▶ [WHAT YOU WILL DO] Output each line of the material exactly as it stands.

[Collected data entries]
● ● ●
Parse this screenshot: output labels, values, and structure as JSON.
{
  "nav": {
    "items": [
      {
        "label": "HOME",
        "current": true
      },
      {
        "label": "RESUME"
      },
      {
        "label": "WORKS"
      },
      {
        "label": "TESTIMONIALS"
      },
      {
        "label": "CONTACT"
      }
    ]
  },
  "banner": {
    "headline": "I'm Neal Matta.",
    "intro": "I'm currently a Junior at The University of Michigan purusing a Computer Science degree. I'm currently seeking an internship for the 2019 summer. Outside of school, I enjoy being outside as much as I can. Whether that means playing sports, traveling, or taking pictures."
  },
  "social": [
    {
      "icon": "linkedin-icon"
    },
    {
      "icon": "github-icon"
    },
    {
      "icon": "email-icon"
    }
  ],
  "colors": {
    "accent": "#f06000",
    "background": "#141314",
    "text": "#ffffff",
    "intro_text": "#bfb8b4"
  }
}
● ● ●
▶ [WRITTEN RESPONSE]
Parse this screenshot: output labels, values, and structure as JSON.
{
  "nav": {
    "items": [
      {
        "label": "HOME",
        "current": true
      },
      {
        "label": "RESUME"
      },
      {
        "label": "WORKS"
      },
      {
        "label": "TESTIMONIALS"
      },
      {
        "label": "CONTACT"
      }
    ]
  },
  "banner": {
    "headline": "I'm Neal Matta.",
    "intro": "I'm currently a Junior at The University of Michigan purusing a Computer Science degree. I'm currently seeking an internship for the 2019 summer. Outside of school, I enjoy being outside as much as I can. Whether that means playing sports, traveling, or taking pictures."
  },
  "social": [
    {
      "icon": "linkedin-icon"
    },
    {
      "icon": "github-icon"
    },
    {
      "icon": "email-icon"
    }
  ],
  "colors": {
    "accent": "#f06000",
    "background": "#141314",
    "text": "#ffffff",
    "intro_text": "#bfb8b4"
  }
}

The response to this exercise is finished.